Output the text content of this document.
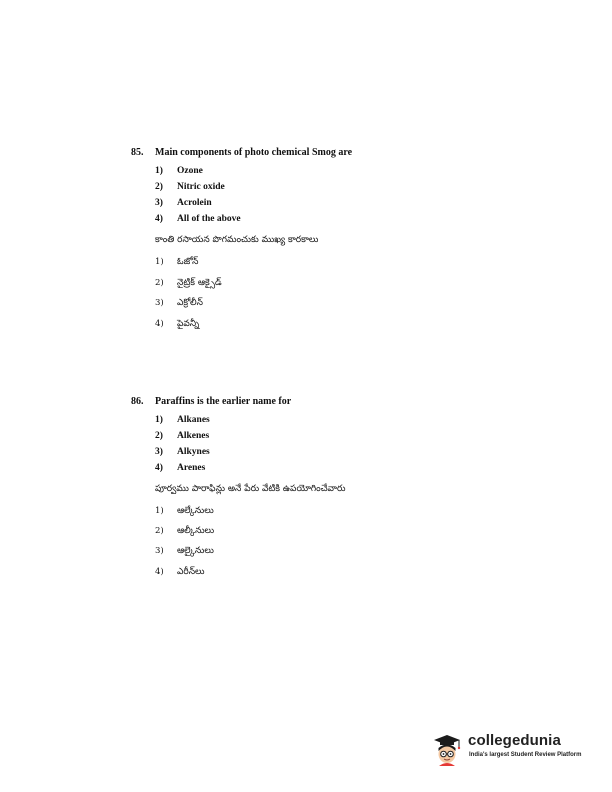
85. Main components of photo chemical Smog are
1)	Ozone
2)	Nitric oxide
3)	Acrolein
4)	All of the above
కాంతి రసాయన పొగమంచుకు ముఖ్య కారకాలు
1)	ఓజోన్
2)	నైట్రిక్ ఆక్సైడ్
3)	ఎక్రోలీన్
4)	పైవన్నీ
86. Paraffins is the earlier name for
1)	Alkanes
2)	Alkenes
3)	Alkynes
4)	Arenes
పూర్వము పారాఫిన్లు అనే పేరు వేటికి ఉపయోగించేవారు
1)	ఆల్కేనులు
2)	ఆల్కీనులు
3)	ఆల్కైనులు
4)	ఎరీన్‌లు
collegedunia
India's largest Student Review Platform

----

[WHAT THE TASK REQUIRES] Quote the records in their entirety, keeping the wording exact and excluding pictures.

[SOLUTION FOR THIS TASK]
Output the text content of this document.
85. Main components of photo chemical Smog are
1)	Ozone
2)	Nitric oxide
3)	Acrolein
4)	All of the above
కాంతి రసాయన పొగమంచుకు ముఖ్య కారకాలు
1)	ఓజోన్
2)	నైట్రిక్ ఆక్సైడ్
3)	ఎక్రోలీన్
4)	పైవన్నీ
86. Paraffins is the earlier name for
1)	Alkanes
2)	Alkenes
3)	Alkynes
4)	Arenes
పూర్వము పారాఫిన్లు అనే పేరు వేటికి ఉపయోగించేవారు
1)	ఆల్కేనులు
2)	ఆల్కీనులు
3)	ఆల్కైనులు
4)	ఎరీన్‌లు
collegedunia
India's largest Student Review Platform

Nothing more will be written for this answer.